**Document section:**
BEGIN

This will add the room to the whatever is currently playing. If you want to instead switch to another room, tell Siri to "move this" or "transfer this":
"Move this to the dining room"
This also works in the other direction. If you've got a HomePod, you can simply call out for Siri and tell it to start playing music on your Apple TV, either by naming the room it's in or using the specific device name.
Use your iPhone as a Game Controller
With Apple Arcade on the horizon, you may want to pick up a proper Bluetooth game controller for your Apple TV, but you may also find it useful to know that you can use your iPhone (or iPad) as a game controller also, via the Apple TV Remote app.
You'll need to download the actual Apple TV Remote app for this — the built-in Control Center version doesn't offer this capability — but once you've got it installed and setup, you'll see a game controller icon at the top of the screen when you're playing a game.
Tapping on this will put the remote into game mode, allowing you to hold it in landscape orientation and use the touch area and virtual buttons to play the game.
While we find this much more comfortable than using the Siri Remote, it's not a replacement for a full-on game controller, and there are definitely tvOS games out there that already work better with real controllers. It remains to be seen how many Apple Arcade games will fall into this category, however, since those particular titles are supposed to be playable on the iPhone, iPad, and Mac as well.

END

**Data excerpts:**
BEGIN

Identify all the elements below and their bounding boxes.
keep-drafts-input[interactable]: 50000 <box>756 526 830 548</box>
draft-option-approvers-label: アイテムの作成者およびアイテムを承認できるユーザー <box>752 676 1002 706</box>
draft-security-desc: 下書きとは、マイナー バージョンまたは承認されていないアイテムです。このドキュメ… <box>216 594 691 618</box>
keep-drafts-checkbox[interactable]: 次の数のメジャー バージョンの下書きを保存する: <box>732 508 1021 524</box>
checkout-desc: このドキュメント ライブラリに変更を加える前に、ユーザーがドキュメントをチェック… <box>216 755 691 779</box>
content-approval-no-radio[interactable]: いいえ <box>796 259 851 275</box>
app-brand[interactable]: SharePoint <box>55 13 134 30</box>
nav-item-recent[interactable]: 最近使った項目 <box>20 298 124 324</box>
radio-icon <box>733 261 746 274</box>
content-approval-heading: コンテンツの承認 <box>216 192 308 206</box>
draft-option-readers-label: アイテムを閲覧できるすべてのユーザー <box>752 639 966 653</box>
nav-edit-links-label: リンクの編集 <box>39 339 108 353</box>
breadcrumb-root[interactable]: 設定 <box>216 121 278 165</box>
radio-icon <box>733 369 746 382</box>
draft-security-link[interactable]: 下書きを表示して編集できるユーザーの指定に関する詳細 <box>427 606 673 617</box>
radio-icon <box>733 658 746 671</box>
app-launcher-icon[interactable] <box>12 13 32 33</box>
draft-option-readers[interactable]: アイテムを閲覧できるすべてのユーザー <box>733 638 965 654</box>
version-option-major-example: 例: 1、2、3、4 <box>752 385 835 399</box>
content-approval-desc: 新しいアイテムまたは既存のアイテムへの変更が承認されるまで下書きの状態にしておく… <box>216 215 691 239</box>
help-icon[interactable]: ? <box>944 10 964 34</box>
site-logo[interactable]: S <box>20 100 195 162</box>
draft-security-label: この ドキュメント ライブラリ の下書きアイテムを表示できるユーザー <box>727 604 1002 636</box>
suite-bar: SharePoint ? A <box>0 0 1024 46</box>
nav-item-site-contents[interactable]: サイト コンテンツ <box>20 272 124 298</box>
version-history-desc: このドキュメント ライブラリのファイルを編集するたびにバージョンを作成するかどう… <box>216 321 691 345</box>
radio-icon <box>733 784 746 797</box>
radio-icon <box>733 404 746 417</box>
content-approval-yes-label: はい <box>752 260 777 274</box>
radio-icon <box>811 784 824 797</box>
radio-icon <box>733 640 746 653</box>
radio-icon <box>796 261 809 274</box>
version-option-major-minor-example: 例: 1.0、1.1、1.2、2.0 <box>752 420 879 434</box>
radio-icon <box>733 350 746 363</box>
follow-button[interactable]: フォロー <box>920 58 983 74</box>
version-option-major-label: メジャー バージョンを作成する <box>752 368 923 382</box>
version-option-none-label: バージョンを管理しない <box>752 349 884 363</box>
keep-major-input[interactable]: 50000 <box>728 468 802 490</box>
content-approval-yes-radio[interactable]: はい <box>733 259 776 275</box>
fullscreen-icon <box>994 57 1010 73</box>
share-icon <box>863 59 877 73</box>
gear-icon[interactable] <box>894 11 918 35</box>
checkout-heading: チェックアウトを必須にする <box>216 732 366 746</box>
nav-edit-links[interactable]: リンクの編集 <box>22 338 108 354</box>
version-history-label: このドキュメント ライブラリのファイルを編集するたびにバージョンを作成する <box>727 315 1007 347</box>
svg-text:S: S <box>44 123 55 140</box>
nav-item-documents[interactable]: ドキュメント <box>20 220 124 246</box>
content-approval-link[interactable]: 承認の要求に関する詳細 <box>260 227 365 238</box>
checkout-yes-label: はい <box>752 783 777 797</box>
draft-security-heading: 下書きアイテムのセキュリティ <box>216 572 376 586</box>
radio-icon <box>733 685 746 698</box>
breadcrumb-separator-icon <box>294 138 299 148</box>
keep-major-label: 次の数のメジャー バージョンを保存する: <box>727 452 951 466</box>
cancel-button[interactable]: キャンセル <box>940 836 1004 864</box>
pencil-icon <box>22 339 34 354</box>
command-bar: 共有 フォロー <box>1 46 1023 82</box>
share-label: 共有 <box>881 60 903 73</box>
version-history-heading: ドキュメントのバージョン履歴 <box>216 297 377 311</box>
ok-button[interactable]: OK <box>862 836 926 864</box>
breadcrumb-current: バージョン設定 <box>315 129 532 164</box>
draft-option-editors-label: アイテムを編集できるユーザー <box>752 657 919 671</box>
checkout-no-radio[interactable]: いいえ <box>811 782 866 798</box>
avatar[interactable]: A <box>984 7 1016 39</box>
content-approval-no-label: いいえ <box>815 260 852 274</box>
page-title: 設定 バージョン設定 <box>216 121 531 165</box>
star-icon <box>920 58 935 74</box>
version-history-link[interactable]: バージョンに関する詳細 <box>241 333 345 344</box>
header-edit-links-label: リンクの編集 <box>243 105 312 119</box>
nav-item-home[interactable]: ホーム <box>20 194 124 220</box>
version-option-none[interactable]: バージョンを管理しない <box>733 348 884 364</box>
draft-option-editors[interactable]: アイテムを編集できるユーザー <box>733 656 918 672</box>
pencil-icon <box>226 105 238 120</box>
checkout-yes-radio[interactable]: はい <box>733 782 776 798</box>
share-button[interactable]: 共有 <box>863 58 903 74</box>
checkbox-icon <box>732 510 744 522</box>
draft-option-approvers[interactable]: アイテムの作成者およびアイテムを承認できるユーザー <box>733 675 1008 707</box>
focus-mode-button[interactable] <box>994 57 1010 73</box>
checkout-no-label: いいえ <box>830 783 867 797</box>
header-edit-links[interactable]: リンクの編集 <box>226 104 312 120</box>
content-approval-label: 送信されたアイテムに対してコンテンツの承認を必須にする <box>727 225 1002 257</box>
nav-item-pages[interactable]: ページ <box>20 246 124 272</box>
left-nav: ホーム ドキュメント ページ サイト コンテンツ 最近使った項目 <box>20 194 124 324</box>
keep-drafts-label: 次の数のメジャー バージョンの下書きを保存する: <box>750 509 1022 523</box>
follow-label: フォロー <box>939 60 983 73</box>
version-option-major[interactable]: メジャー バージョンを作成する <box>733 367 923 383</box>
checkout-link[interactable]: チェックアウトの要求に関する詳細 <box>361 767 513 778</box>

END

**Exercises to complete:**
**1.** In the Apple TV tips passage, what must you download to use an iPhone as a game controller?
**2.** Return the Apple TV tips passage from "This will add" to "TV Remote app.", copied word for word.
**3.** Supply the next part of the Apple TV tips passage, picking up after its last sentence.

**Answer set:**
**1.** The actual Apple TV Remote app, since the built-in Control Center version doesn't offer this capability.

**2.**
This will add the room to the whatever is currently playing. If you want to instead switch to another room, tell Siri to "move this" or "transfer this":
"Move this to the dining room"
This also works in the other direction. If you've got a HomePod, you can simply call out for Siri and tell it to start playing music on your Apple TV, either by naming the room it's in or using the specific device name.
Use your iPhone as a Game Controller
With Apple Arcade on the horizon, you may want to pick up a proper Bluetooth game controller for your Apple TV, but you may also find it useful to know that you can use your iPhone (or iPad) as a game controller also, via the Apple TV Remote app.

**3.**
Let the Whole Family Add Photos to Your Screen Saver
If you like using family photos as your Apple TV screen saver, there's one really useful trick you can use with iCloud Photo Sharing — and it doesn't even require you to pay for iCloud storage.
As long as you're signed into your iCloud account, you can choose to use any iCloud Shared Album as the content for the screen saver for your Apple TV, with whatever style of screen saver you choose to use. This is a very easy way to add new photos to your screen saver, but if you also share this album with your whole family, they'll be able to add their favourite pictures too. To set this up:
On your iPhone or iPad:
- Open the Settings app
- Select your name from the top of the screen
- Tap iCloud
- Tap Photos
- Ensure Shared Albums is enabled (note that iCloud Photo Library is not required for this)
- Open the Photos app
- Tap the Albums tab at the bottom
- Tap the plus sign in the top left corner
- Tap New Shared Album
- Enter a name for the album and tap Next
- Add family members by typing in their names to search them out in your contact list, or email addresses or phone numbers to add them directly. Family members must have an iCloud account. You can also tap the plus button in the top-right corner to bring up your contacts list.
- Tap Create
- The new album should appear at the top of your shared albums list. Others you've invited will be able to add photos by default.
- Tap on the album to go into it.
- Tap on the plus button in the top-left corner to select and add some photos to the album. Just a few is fine to start with; you can add more later.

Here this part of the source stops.